YOUR GOAL ▸ Search the records for the word "this" and pick out every line that has it.

SUPPLIED RECORDS ▸
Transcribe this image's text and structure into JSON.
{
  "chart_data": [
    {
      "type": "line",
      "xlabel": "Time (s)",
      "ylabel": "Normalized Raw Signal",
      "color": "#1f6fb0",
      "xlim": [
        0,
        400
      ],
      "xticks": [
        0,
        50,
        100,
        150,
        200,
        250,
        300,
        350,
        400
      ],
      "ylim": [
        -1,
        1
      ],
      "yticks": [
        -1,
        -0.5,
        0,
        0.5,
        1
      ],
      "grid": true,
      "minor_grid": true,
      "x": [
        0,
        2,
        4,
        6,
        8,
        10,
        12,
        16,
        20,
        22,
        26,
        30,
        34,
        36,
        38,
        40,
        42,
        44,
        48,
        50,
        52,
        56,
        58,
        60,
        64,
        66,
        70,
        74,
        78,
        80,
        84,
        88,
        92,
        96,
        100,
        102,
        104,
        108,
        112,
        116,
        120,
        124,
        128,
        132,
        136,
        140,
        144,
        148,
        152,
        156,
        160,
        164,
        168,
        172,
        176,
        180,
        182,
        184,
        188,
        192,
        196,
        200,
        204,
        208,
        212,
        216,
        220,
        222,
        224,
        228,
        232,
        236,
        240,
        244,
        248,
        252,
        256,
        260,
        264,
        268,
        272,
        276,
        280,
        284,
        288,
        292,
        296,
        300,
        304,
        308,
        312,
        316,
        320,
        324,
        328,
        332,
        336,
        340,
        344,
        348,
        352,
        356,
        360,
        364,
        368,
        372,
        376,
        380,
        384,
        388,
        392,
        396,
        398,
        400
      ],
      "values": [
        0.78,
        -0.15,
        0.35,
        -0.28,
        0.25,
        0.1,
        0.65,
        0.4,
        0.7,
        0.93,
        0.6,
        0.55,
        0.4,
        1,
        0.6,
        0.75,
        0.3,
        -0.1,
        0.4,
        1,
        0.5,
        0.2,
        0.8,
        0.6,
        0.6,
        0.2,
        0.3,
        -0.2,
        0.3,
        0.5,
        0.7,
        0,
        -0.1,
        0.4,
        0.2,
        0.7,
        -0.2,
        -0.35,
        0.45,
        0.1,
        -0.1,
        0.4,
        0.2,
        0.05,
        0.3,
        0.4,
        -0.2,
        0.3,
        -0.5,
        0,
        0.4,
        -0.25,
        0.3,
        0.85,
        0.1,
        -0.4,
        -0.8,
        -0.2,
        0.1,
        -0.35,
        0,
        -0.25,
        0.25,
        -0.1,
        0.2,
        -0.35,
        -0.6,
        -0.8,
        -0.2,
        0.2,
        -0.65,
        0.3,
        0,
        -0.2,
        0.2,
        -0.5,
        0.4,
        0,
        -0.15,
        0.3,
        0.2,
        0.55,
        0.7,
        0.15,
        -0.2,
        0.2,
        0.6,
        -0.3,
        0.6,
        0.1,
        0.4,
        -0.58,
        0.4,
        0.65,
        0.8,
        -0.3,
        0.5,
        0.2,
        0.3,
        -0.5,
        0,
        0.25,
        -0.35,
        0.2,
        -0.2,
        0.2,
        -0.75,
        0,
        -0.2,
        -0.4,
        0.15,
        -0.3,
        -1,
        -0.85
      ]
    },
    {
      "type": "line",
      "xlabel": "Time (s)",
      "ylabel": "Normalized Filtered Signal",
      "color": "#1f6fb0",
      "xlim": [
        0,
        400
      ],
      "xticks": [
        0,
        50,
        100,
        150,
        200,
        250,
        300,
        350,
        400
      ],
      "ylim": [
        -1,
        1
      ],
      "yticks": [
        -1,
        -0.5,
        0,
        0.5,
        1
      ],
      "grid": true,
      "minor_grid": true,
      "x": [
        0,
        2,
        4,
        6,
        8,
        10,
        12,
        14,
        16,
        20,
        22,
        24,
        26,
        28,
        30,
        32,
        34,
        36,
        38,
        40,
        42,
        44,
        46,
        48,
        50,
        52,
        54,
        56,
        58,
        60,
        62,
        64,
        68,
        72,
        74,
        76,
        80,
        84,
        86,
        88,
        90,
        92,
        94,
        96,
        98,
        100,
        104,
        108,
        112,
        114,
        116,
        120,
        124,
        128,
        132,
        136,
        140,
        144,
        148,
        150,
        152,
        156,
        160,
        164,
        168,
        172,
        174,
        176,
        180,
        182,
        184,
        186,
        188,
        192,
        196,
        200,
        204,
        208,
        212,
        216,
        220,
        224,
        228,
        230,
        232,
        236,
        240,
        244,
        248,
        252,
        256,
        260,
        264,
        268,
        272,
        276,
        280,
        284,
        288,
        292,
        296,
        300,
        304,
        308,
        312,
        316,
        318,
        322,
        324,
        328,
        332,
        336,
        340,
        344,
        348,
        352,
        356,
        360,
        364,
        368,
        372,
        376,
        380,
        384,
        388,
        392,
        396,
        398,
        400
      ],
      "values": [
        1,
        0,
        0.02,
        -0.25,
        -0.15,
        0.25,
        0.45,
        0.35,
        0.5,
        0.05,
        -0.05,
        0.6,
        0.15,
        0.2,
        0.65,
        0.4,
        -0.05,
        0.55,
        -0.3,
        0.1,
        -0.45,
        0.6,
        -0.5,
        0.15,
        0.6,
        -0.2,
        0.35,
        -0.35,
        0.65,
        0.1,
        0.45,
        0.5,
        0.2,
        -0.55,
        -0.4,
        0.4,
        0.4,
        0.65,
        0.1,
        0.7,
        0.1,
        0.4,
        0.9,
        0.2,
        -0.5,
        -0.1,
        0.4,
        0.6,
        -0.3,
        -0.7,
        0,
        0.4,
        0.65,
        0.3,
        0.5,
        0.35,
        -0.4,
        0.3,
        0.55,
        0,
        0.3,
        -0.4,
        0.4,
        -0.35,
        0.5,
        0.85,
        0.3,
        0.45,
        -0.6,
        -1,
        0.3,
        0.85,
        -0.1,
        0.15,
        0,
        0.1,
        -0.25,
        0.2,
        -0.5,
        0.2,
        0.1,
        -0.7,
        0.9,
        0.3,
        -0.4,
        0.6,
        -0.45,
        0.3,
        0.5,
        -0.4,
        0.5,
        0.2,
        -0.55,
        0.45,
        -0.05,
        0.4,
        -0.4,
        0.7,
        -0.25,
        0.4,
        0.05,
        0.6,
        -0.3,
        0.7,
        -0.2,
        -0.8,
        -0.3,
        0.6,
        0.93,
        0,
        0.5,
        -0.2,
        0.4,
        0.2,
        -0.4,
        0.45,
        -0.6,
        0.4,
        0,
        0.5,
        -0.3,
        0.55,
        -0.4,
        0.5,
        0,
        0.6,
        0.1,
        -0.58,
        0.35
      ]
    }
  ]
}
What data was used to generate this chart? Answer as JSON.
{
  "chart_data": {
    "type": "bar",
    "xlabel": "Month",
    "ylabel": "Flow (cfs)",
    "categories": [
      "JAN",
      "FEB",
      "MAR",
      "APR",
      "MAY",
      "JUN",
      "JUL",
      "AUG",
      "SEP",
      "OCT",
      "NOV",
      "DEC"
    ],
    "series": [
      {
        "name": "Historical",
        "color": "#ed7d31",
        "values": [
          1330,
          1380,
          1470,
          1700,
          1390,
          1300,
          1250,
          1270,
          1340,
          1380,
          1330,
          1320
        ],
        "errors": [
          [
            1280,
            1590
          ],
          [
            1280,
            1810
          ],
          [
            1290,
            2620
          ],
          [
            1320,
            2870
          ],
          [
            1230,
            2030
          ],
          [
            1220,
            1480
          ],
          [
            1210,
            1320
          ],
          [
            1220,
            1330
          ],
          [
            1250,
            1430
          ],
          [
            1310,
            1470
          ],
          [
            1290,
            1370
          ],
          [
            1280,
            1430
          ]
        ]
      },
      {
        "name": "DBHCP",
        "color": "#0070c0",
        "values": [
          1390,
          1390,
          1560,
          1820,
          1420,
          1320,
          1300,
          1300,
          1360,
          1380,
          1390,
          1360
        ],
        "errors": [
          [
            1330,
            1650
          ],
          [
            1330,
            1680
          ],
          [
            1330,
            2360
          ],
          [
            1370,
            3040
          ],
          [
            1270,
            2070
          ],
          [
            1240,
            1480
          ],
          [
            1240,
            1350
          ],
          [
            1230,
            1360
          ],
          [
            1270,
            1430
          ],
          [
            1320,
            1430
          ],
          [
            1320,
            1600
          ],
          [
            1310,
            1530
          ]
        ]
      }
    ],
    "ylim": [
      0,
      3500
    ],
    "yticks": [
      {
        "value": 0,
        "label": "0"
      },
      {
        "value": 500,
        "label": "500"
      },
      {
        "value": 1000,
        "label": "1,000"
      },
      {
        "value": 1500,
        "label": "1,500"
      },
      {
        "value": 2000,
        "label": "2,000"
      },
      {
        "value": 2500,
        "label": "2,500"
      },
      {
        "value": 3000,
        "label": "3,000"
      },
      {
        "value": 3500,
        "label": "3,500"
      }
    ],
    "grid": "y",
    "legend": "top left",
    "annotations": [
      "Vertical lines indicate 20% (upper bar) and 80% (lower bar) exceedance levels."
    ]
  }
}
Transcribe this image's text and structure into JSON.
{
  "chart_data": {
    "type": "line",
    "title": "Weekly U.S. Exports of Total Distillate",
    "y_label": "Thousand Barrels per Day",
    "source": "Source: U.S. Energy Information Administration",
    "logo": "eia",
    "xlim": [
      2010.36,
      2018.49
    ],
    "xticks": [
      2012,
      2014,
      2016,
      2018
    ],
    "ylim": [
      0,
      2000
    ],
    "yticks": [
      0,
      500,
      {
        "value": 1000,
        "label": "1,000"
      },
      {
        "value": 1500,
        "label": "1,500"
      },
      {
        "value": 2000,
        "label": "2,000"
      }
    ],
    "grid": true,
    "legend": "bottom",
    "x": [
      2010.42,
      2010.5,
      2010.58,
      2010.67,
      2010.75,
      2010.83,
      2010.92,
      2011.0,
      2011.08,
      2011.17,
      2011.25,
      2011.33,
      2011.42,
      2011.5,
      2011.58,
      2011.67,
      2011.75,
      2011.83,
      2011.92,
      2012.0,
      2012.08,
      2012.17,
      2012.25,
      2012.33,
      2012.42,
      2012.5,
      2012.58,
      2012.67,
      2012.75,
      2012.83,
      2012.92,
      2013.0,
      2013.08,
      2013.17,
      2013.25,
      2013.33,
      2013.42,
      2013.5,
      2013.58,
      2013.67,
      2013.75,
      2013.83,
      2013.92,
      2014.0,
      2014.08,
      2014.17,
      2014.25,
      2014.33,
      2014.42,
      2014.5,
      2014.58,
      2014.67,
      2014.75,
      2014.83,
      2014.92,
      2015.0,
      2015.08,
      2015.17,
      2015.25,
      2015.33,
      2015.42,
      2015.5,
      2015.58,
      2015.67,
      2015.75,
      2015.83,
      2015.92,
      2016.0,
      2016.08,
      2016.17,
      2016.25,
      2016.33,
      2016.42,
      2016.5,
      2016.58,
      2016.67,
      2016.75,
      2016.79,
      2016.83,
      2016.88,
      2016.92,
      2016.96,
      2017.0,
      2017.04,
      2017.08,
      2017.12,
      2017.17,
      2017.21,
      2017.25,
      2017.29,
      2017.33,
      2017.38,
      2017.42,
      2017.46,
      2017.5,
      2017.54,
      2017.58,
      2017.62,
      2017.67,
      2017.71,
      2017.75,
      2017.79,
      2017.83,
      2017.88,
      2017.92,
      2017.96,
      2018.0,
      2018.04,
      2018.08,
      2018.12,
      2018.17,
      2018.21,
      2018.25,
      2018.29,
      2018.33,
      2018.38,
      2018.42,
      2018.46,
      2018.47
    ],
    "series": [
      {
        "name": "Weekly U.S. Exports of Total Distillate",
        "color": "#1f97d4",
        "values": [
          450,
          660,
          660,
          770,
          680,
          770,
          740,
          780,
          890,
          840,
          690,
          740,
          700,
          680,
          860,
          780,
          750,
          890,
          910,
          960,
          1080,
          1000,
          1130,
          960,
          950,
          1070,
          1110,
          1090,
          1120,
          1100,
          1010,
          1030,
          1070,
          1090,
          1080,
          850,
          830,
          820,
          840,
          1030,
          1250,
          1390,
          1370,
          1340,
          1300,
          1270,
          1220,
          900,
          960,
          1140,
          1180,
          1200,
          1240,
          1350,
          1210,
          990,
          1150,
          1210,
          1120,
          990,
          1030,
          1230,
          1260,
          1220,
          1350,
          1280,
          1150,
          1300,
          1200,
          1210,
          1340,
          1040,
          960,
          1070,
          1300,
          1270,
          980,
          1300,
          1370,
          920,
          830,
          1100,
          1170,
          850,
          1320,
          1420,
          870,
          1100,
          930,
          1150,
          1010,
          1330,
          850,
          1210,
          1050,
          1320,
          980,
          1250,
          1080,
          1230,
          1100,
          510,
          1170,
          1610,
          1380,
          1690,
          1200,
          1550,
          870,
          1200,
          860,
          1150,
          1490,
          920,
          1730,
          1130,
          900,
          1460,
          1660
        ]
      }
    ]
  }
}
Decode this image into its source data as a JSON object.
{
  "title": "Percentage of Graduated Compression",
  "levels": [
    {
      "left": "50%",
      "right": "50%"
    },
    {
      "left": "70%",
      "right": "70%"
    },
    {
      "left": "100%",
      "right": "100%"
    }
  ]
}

EXERCISE SOLUTION ▸
Transcribe this image's text and structure into JSON.
What data was used to generate this chart? Answer as JSON.
Transcribe this image's text and structure into JSON.
Decode this image into its source data as a JSON object.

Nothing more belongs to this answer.